**JOB**
In the following material, identify every line holding the string "this" and return it.

**TASK INPUT**
Start
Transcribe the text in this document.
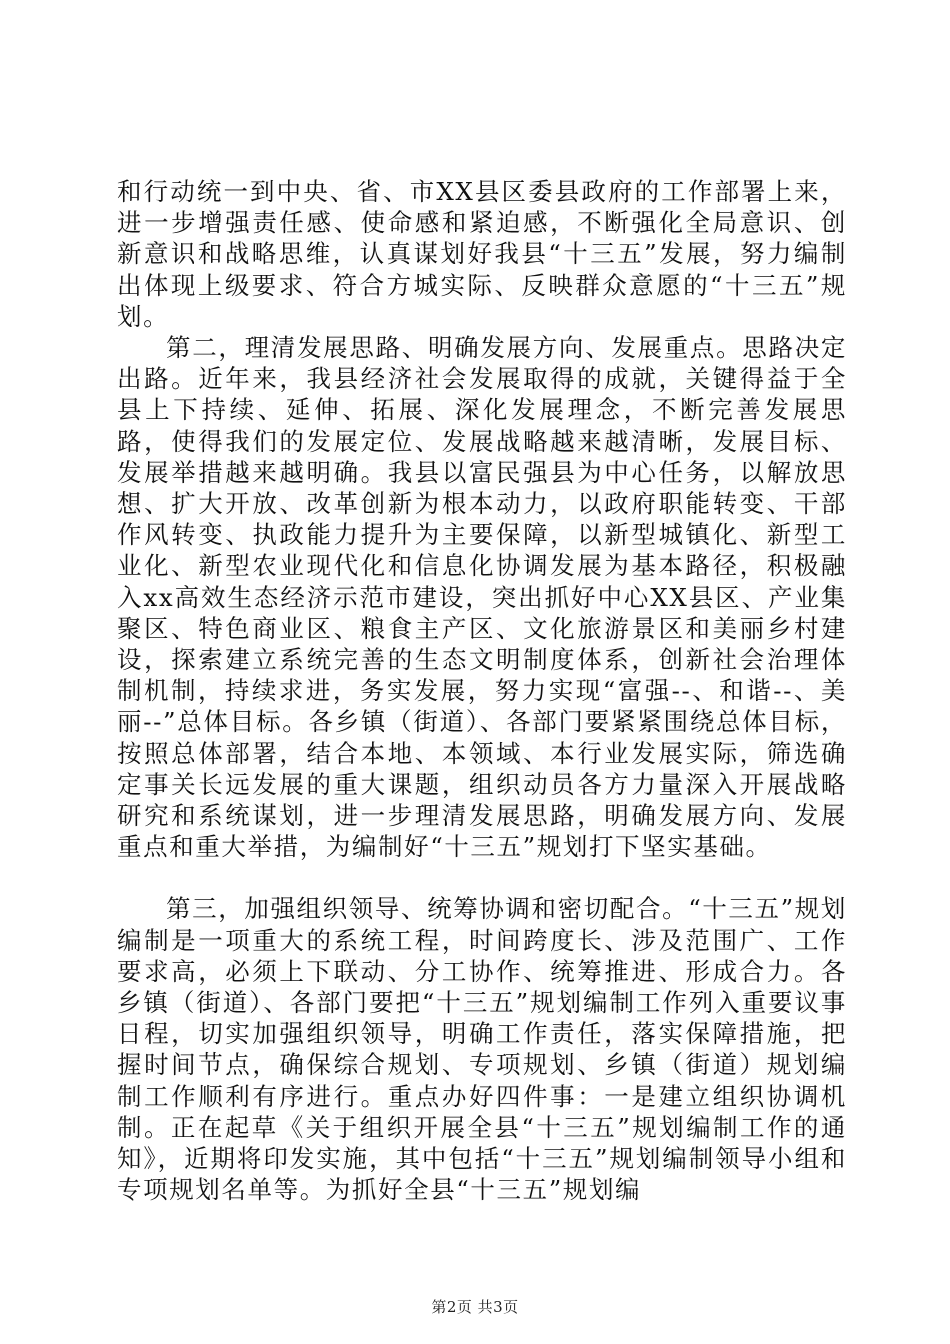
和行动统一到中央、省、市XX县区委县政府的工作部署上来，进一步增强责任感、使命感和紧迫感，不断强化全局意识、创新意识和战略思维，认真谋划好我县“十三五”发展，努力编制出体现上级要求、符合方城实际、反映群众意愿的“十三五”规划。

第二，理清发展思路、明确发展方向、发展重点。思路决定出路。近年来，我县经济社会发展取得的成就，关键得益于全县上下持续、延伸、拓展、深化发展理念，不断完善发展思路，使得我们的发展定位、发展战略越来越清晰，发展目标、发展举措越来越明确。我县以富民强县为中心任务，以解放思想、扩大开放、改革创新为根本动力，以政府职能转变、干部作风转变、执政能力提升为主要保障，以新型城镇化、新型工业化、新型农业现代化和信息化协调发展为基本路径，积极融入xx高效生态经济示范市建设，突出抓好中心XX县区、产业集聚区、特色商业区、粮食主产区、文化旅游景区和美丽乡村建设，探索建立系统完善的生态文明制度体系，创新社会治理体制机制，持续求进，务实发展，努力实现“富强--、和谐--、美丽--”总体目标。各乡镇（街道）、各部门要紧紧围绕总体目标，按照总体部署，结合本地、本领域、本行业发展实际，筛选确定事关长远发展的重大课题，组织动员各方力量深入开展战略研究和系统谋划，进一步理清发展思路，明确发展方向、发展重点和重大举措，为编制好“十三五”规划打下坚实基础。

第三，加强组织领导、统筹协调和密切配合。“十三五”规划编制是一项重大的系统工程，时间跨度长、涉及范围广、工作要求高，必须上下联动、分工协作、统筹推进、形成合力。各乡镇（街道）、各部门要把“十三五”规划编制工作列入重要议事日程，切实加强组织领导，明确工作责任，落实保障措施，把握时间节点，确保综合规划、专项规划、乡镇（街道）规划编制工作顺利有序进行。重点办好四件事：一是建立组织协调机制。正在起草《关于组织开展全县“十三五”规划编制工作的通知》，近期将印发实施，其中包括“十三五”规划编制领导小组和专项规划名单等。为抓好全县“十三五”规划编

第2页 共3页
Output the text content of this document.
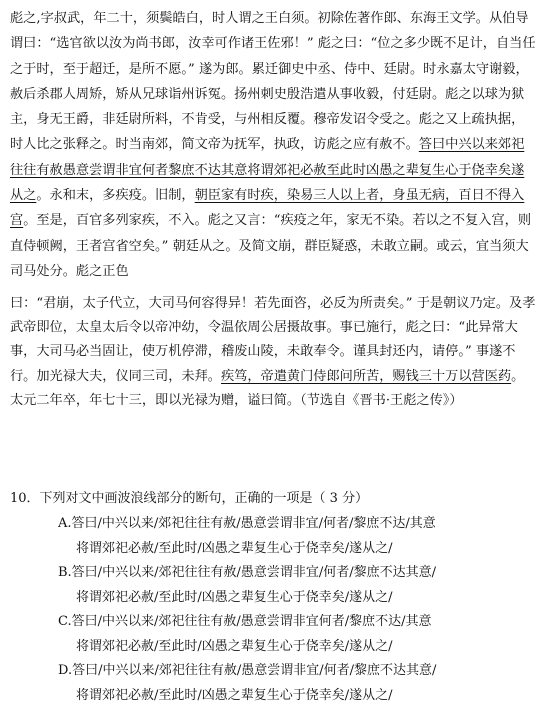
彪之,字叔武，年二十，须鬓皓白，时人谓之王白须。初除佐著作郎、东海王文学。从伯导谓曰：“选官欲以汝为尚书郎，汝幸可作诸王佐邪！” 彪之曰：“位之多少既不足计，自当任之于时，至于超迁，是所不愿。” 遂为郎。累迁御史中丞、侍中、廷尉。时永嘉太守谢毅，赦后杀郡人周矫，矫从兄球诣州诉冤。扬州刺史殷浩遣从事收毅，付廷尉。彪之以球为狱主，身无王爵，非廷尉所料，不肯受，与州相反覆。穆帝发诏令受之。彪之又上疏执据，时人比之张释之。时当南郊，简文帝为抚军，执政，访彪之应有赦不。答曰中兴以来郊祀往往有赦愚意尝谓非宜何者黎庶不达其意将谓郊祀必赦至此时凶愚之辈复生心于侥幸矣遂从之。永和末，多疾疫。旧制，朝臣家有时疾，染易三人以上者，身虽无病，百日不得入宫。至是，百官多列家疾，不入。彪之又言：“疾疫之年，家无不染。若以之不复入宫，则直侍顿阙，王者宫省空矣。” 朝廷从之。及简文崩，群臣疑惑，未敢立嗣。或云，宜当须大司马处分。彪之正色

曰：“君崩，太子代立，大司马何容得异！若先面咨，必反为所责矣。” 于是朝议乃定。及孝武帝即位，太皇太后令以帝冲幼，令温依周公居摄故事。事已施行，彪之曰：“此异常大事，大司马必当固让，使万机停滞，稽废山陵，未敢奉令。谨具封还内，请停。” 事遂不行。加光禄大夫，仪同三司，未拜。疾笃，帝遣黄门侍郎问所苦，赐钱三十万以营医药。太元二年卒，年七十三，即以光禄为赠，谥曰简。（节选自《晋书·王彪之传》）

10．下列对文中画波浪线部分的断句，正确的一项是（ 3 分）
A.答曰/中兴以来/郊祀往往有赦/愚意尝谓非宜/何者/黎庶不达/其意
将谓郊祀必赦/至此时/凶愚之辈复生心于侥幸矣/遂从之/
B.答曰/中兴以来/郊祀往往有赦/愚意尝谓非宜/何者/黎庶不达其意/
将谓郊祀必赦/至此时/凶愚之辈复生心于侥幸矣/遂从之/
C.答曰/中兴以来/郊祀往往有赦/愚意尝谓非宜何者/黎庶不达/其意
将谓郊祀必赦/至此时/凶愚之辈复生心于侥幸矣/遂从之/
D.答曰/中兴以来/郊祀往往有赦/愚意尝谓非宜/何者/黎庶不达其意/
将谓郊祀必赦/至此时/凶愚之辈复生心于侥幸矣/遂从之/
End
**SOLUTION TO THE EXERCISE**
Transcribe the text in this document.
Output the text content of this document.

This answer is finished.